>> START MATERIAL SUPPLIED
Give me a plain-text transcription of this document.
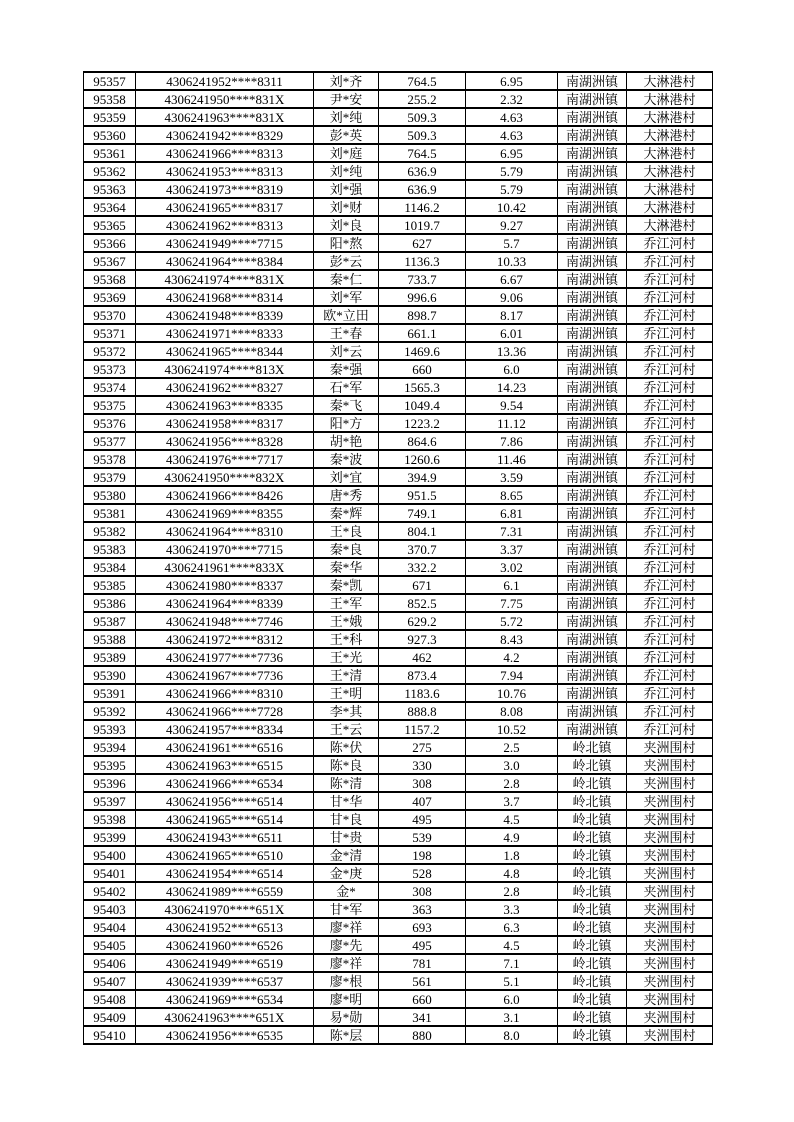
95357	4306241952****8311	刘*齐	764.5	6.95	南湖洲镇	大淋港村
95358	4306241950****831X	尹*安	255.2	2.32	南湖洲镇	大淋港村
95359	4306241963****831X	刘*纯	509.3	4.63	南湖洲镇	大淋港村
95360	4306241942****8329	彭*英	509.3	4.63	南湖洲镇	大淋港村
95361	4306241966****8313	刘*庭	764.5	6.95	南湖洲镇	大淋港村
95362	4306241953****8313	刘*纯	636.9	5.79	南湖洲镇	大淋港村
95363	4306241973****8319	刘*强	636.9	5.79	南湖洲镇	大淋港村
95364	4306241965****8317	刘*财	1146.2	10.42	南湖洲镇	大淋港村
95365	4306241962****8313	刘*良	1019.7	9.27	南湖洲镇	大淋港村
95366	4306241949****7715	阳*熬	627	5.7	南湖洲镇	乔江河村
95367	4306241964****8384	彭*云	1136.3	10.33	南湖洲镇	乔江河村
95368	4306241974****831X	秦*仁	733.7	6.67	南湖洲镇	乔江河村
95369	4306241968****8314	刘*军	996.6	9.06	南湖洲镇	乔江河村
95370	4306241948****8339	欧*立田	898.7	8.17	南湖洲镇	乔江河村
95371	4306241971****8333	王*春	661.1	6.01	南湖洲镇	乔江河村
95372	4306241965****8344	刘*云	1469.6	13.36	南湖洲镇	乔江河村
95373	4306241974****813X	秦*强	660	6.0	南湖洲镇	乔江河村
95374	4306241962****8327	石*军	1565.3	14.23	南湖洲镇	乔江河村
95375	4306241963****8335	秦*飞	1049.4	9.54	南湖洲镇	乔江河村
95376	4306241958****8317	阳*方	1223.2	11.12	南湖洲镇	乔江河村
95377	4306241956****8328	胡*艳	864.6	7.86	南湖洲镇	乔江河村
95378	4306241976****7717	秦*波	1260.6	11.46	南湖洲镇	乔江河村
95379	4306241950****832X	刘*宜	394.9	3.59	南湖洲镇	乔江河村
95380	4306241966****8426	唐*秀	951.5	8.65	南湖洲镇	乔江河村
95381	4306241969****8355	秦*辉	749.1	6.81	南湖洲镇	乔江河村
95382	4306241964****8310	王*良	804.1	7.31	南湖洲镇	乔江河村
95383	4306241970****7715	秦*良	370.7	3.37	南湖洲镇	乔江河村
95384	4306241961****833X	秦*华	332.2	3.02	南湖洲镇	乔江河村
95385	4306241980****8337	秦*凯	671	6.1	南湖洲镇	乔江河村
95386	4306241964****8339	王*军	852.5	7.75	南湖洲镇	乔江河村
95387	4306241948****7746	王*娥	629.2	5.72	南湖洲镇	乔江河村
95388	4306241972****8312	王*科	927.3	8.43	南湖洲镇	乔江河村
95389	4306241977****7736	王*光	462	4.2	南湖洲镇	乔江河村
95390	4306241967****7736	王*清	873.4	7.94	南湖洲镇	乔江河村
95391	4306241966****8310	王*明	1183.6	10.76	南湖洲镇	乔江河村
95392	4306241966****7728	李*其	888.8	8.08	南湖洲镇	乔江河村
95393	4306241957****8334	王*云	1157.2	10.52	南湖洲镇	乔江河村
95394	4306241961****6516	陈*伏	275	2.5	岭北镇	夹洲围村
95395	4306241963****6515	陈*良	330	3.0	岭北镇	夹洲围村
95396	4306241966****6534	陈*清	308	2.8	岭北镇	夹洲围村
95397	4306241956****6514	甘*华	407	3.7	岭北镇	夹洲围村
95398	4306241965****6514	甘*良	495	4.5	岭北镇	夹洲围村
95399	4306241943****6511	甘*贵	539	4.9	岭北镇	夹洲围村
95400	4306241965****6510	金*清	198	1.8	岭北镇	夹洲围村
95401	4306241954****6514	金*庚	528	4.8	岭北镇	夹洲围村
95402	4306241989****6559	金*	308	2.8	岭北镇	夹洲围村
95403	4306241970****651X	甘*军	363	3.3	岭北镇	夹洲围村
95404	4306241952****6513	廖*祥	693	6.3	岭北镇	夹洲围村
95405	4306241960****6526	廖*先	495	4.5	岭北镇	夹洲围村
95406	4306241949****6519	廖*祥	781	7.1	岭北镇	夹洲围村
95407	4306241939****6537	廖*根	561	5.1	岭北镇	夹洲围村
95408	4306241969****6534	廖*明	660	6.0	岭北镇	夹洲围村
95409	4306241963****651X	易*勋	341	3.1	岭北镇	夹洲围村
95410	4306241956****6535	陈*层	880	8.0	岭北镇	夹洲围村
>> END MATERIAL SUPPLIED
WHAT THE TASK ASKS | Pick out every line above that holds the word "大淋港村" and copy it.

FINISHED TASK |
95357	4306241952****8311	刘*齐	764.5	6.95	南湖洲镇	大淋港村
95358	4306241950****831X	尹*安	255.2	2.32	南湖洲镇	大淋港村
95359	4306241963****831X	刘*纯	509.3	4.63	南湖洲镇	大淋港村
95360	4306241942****8329	彭*英	509.3	4.63	南湖洲镇	大淋港村
95361	4306241966****8313	刘*庭	764.5	6.95	南湖洲镇	大淋港村
95362	4306241953****8313	刘*纯	636.9	5.79	南湖洲镇	大淋港村
95363	4306241973****8319	刘*强	636.9	5.79	南湖洲镇	大淋港村
95364	4306241965****8317	刘*财	1146.2	10.42	南湖洲镇	大淋港村
95365	4306241962****8313	刘*良	1019.7	9.27	南湖洲镇	大淋港村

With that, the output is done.